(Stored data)
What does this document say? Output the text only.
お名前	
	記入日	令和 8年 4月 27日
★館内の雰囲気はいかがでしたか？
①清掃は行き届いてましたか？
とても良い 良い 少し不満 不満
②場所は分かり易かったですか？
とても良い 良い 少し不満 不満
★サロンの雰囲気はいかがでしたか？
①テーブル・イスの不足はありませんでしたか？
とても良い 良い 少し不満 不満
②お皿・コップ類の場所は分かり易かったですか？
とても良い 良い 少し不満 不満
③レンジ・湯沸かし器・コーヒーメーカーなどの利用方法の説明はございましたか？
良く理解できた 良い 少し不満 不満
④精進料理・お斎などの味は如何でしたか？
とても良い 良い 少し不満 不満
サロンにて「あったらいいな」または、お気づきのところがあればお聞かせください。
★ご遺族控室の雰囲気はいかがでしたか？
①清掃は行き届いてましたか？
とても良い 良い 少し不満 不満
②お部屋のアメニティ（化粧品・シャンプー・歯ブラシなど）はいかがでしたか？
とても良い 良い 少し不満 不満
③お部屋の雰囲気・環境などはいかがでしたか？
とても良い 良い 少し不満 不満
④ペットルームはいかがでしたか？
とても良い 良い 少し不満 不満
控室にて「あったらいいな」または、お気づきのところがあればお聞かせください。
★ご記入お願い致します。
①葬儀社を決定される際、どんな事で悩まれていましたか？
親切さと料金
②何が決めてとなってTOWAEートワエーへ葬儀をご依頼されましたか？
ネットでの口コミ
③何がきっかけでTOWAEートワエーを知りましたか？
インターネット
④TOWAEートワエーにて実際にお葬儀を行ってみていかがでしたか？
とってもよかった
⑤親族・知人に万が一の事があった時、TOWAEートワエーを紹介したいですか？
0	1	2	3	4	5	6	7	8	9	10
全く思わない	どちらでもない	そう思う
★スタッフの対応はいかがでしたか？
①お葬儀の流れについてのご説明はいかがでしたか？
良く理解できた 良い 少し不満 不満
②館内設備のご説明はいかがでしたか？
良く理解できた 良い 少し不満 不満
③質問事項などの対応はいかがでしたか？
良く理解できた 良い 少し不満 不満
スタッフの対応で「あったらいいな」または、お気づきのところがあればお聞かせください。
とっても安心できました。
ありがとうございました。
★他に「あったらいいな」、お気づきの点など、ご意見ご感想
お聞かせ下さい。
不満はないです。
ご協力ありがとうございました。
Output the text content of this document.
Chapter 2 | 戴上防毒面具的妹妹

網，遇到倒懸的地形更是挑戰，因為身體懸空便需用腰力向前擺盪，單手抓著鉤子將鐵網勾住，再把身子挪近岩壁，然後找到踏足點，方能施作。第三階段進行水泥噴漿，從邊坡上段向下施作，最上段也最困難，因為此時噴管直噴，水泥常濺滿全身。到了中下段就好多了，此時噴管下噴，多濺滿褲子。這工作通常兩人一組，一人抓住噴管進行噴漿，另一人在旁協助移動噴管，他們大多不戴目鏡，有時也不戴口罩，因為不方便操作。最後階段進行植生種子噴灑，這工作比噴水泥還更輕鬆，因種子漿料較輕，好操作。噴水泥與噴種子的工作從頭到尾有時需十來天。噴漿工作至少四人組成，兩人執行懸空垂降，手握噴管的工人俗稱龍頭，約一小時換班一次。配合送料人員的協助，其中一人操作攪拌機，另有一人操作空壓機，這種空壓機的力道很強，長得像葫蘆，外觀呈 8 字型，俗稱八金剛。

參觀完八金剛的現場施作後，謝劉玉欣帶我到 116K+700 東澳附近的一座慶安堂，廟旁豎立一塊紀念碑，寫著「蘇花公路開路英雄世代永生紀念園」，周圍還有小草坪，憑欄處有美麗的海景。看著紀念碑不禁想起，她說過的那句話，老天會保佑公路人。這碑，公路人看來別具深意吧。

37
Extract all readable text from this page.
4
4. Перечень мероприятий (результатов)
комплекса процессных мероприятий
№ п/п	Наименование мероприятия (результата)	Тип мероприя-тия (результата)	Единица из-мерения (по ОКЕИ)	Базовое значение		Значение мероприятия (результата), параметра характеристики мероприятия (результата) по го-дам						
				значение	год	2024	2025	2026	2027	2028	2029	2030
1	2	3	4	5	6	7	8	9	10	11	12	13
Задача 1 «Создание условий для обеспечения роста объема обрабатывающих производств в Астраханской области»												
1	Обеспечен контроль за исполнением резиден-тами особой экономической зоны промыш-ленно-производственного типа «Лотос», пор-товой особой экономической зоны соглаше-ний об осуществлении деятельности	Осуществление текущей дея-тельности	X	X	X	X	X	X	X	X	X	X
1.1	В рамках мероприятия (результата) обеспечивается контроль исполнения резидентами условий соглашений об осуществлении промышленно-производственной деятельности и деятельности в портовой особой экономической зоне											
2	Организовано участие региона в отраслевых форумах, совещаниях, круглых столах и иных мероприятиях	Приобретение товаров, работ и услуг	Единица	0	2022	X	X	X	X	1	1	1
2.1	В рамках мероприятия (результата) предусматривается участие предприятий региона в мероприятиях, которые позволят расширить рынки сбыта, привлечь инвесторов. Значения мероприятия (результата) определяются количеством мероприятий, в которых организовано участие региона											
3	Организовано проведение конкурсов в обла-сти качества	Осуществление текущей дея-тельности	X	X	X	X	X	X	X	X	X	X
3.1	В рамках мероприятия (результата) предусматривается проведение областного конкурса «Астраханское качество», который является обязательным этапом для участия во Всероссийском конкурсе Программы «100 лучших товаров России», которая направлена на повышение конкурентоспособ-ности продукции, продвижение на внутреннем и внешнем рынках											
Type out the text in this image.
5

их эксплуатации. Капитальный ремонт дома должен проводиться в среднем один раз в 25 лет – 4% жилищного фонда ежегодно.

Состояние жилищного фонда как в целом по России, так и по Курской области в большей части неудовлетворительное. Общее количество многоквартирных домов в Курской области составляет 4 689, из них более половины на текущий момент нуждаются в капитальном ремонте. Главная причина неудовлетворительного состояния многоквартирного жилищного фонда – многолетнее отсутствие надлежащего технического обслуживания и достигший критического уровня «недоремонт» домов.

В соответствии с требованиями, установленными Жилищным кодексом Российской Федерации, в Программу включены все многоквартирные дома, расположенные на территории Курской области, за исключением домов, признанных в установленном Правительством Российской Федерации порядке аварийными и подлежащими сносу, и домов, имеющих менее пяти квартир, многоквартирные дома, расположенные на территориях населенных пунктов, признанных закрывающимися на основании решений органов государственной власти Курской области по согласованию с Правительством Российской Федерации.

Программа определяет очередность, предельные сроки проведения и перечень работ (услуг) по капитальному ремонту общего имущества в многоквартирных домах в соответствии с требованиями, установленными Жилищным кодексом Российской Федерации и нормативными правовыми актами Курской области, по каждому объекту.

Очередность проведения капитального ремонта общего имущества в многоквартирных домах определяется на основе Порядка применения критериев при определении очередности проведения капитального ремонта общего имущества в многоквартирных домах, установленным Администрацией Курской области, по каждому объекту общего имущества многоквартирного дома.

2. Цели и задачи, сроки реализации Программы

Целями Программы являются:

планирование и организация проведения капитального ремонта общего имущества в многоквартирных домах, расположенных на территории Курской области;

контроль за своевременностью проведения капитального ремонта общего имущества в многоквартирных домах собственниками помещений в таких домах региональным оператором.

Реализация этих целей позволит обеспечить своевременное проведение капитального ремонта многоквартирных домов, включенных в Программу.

What is asked: Reproduce the full set of records precisely.

Written reply:
What does this document say? Output the text only.
お名前	
	記入日	令和 8年 4月 27日
★館内の雰囲気はいかがでしたか？
①清掃は行き届いてましたか？
とても良い 良い 少し不満 不満
②場所は分かり易かったですか？
とても良い 良い 少し不満 不満
★サロンの雰囲気はいかがでしたか？
①テーブル・イスの不足はありませんでしたか？
とても良い 良い 少し不満 不満
②お皿・コップ類の場所は分かり易かったですか？
とても良い 良い 少し不満 不満
③レンジ・湯沸かし器・コーヒーメーカーなどの利用方法の説明はございましたか？
良く理解できた 良い 少し不満 不満
④精進料理・お斎などの味は如何でしたか？
とても良い 良い 少し不満 不満
サロンにて「あったらいいな」または、お気づきのところがあればお聞かせください。
★ご遺族控室の雰囲気はいかがでしたか？
①清掃は行き届いてましたか？
とても良い 良い 少し不満 不満
②お部屋のアメニティ（化粧品・シャンプー・歯ブラシなど）はいかがでしたか？
とても良い 良い 少し不満 不満
③お部屋の雰囲気・環境などはいかがでしたか？
とても良い 良い 少し不満 不満
④ペットルームはいかがでしたか？
とても良い 良い 少し不満 不満
控室にて「あったらいいな」または、お気づきのところがあればお聞かせください。
★ご記入お願い致します。
①葬儀社を決定される際、どんな事で悩まれていましたか？
親切さと料金
②何が決めてとなってTOWAEートワエーへ葬儀をご依頼されましたか？
ネットでの口コミ
③何がきっかけでTOWAEートワエーを知りましたか？
インターネット
④TOWAEートワエーにて実際にお葬儀を行ってみていかがでしたか？
とってもよかった
⑤親族・知人に万が一の事があった時、TOWAEートワエーを紹介したいですか？
0	1	2	3	4	5	6	7	8	9	10
全く思わない	どちらでもない	そう思う
★スタッフの対応はいかがでしたか？
①お葬儀の流れについてのご説明はいかがでしたか？
良く理解できた 良い 少し不満 不満
②館内設備のご説明はいかがでしたか？
良く理解できた 良い 少し不満 不満
③質問事項などの対応はいかがでしたか？
良く理解できた 良い 少し不満 不満
スタッフの対応で「あったらいいな」または、お気づきのところがあればお聞かせください。
とっても安心できました。
ありがとうございました。
★他に「あったらいいな」、お気づきの点など、ご意見ご感想
お聞かせ下さい。
不満はないです。
ご協力ありがとうございました。
Output the text content of this document.
Chapter 2 | 戴上防毒面具的妹妹

網，遇到倒懸的地形更是挑戰，因為身體懸空便需用腰力向前擺盪，單手抓著鉤子將鐵網勾住，再把身子挪近岩壁，然後找到踏足點，方能施作。第三階段進行水泥噴漿，從邊坡上段向下施作，最上段也最困難，因為此時噴管直噴，水泥常濺滿全身。到了中下段就好多了，此時噴管下噴，多濺滿褲子。這工作通常兩人一組，一人抓住噴管進行噴漿，另一人在旁協助移動噴管，他們大多不戴目鏡，有時也不戴口罩，因為不方便操作。最後階段進行植生種子噴灑，這工作比噴水泥還更輕鬆，因種子漿料較輕，好操作。噴水泥與噴種子的工作從頭到尾有時需十來天。噴漿工作至少四人組成，兩人執行懸空垂降，手握噴管的工人俗稱龍頭，約一小時換班一次。配合送料人員的協助，其中一人操作攪拌機，另有一人操作空壓機，這種空壓機的力道很強，長得像葫蘆，外觀呈 8 字型，俗稱八金剛。

參觀完八金剛的現場施作後，謝劉玉欣帶我到 116K+700 東澳附近的一座慶安堂，廟旁豎立一塊紀念碑，寫著「蘇花公路開路英雄世代永生紀念園」，周圍還有小草坪，憑欄處有美麗的海景。看著紀念碑不禁想起，她說過的那句話，老天會保佑公路人。這碑，公路人看來別具深意吧。

37
Extract all readable text from this page.
4
4. Перечень мероприятий (результатов)
комплекса процессных мероприятий
№ п/п	Наименование мероприятия (результата)	Тип мероприя-тия (результата)	Единица из-мерения (по ОКЕИ)	Базовое значение		Значение мероприятия (результата), параметра характеристики мероприятия (результата) по го-дам						
				значение	год	2024	2025	2026	2027	2028	2029	2030
1	2	3	4	5	6	7	8	9	10	11	12	13
Задача 1 «Создание условий для обеспечения роста объема обрабатывающих производств в Астраханской области»												
1	Обеспечен контроль за исполнением резиден-тами особой экономической зоны промыш-ленно-производственного типа «Лотос», пор-товой особой экономической зоны соглаше-ний об осуществлении деятельности	Осуществление текущей дея-тельности	X	X	X	X	X	X	X	X	X	X
1.1	В рамках мероприятия (результата) обеспечивается контроль исполнения резидентами условий соглашений об осуществлении промышленно-производственной деятельности и деятельности в портовой особой экономической зоне											
2	Организовано участие региона в отраслевых форумах, совещаниях, круглых столах и иных мероприятиях	Приобретение товаров, работ и услуг	Единица	0	2022	X	X	X	X	1	1	1
2.1	В рамках мероприятия (результата) предусматривается участие предприятий региона в мероприятиях, которые позволят расширить рынки сбыта, привлечь инвесторов. Значения мероприятия (результата) определяются количеством мероприятий, в которых организовано участие региона											
3	Организовано проведение конкурсов в обла-сти качества	Осуществление текущей дея-тельности	X	X	X	X	X	X	X	X	X	X
3.1	В рамках мероприятия (результата) предусматривается проведение областного конкурса «Астраханское качество», который является обязательным этапом для участия во Всероссийском конкурсе Программы «100 лучших товаров России», которая направлена на повышение конкурентоспособ-ности продукции, продвижение на внутреннем и внешнем рынках											
Type out the text in this image.
5

их эксплуатации. Капитальный ремонт дома должен проводиться в среднем один раз в 25 лет – 4% жилищного фонда ежегодно.

Состояние жилищного фонда как в целом по России, так и по Курской области в большей части неудовлетворительное. Общее количество многоквартирных домов в Курской области составляет 4 689, из них более половины на текущий момент нуждаются в капитальном ремонте. Главная причина неудовлетворительного состояния многоквартирного жилищного фонда – многолетнее отсутствие надлежащего технического обслуживания и достигший критического уровня «недоремонт» домов.

В соответствии с требованиями, установленными Жилищным кодексом Российской Федерации, в Программу включены все многоквартирные дома, расположенные на территории Курской области, за исключением домов, признанных в установленном Правительством Российской Федерации порядке аварийными и подлежащими сносу, и домов, имеющих менее пяти квартир, многоквартирные дома, расположенные на территориях населенных пунктов, признанных закрывающимися на основании решений органов государственной власти Курской области по согласованию с Правительством Российской Федерации.

Программа определяет очередность, предельные сроки проведения и перечень работ (услуг) по капитальному ремонту общего имущества в многоквартирных домах в соответствии с требованиями, установленными Жилищным кодексом Российской Федерации и нормативными правовыми актами Курской области, по каждому объекту.

Очередность проведения капитального ремонта общего имущества в многоквартирных домах определяется на основе Порядка применения критериев при определении очередности проведения капитального ремонта общего имущества в многоквартирных домах, установленным Администрацией Курской области, по каждому объекту общего имущества многоквартирного дома.

2. Цели и задачи, сроки реализации Программы

Целями Программы являются:

планирование и организация проведения капитального ремонта общего имущества в многоквартирных домах, расположенных на территории Курской области;

контроль за своевременностью проведения капитального ремонта общего имущества в многоквартирных домах собственниками помещений в таких домах региональным оператором.

Реализация этих целей позволит обеспечить своевременное проведение капитального ремонта многоквартирных домов, включенных в Программу.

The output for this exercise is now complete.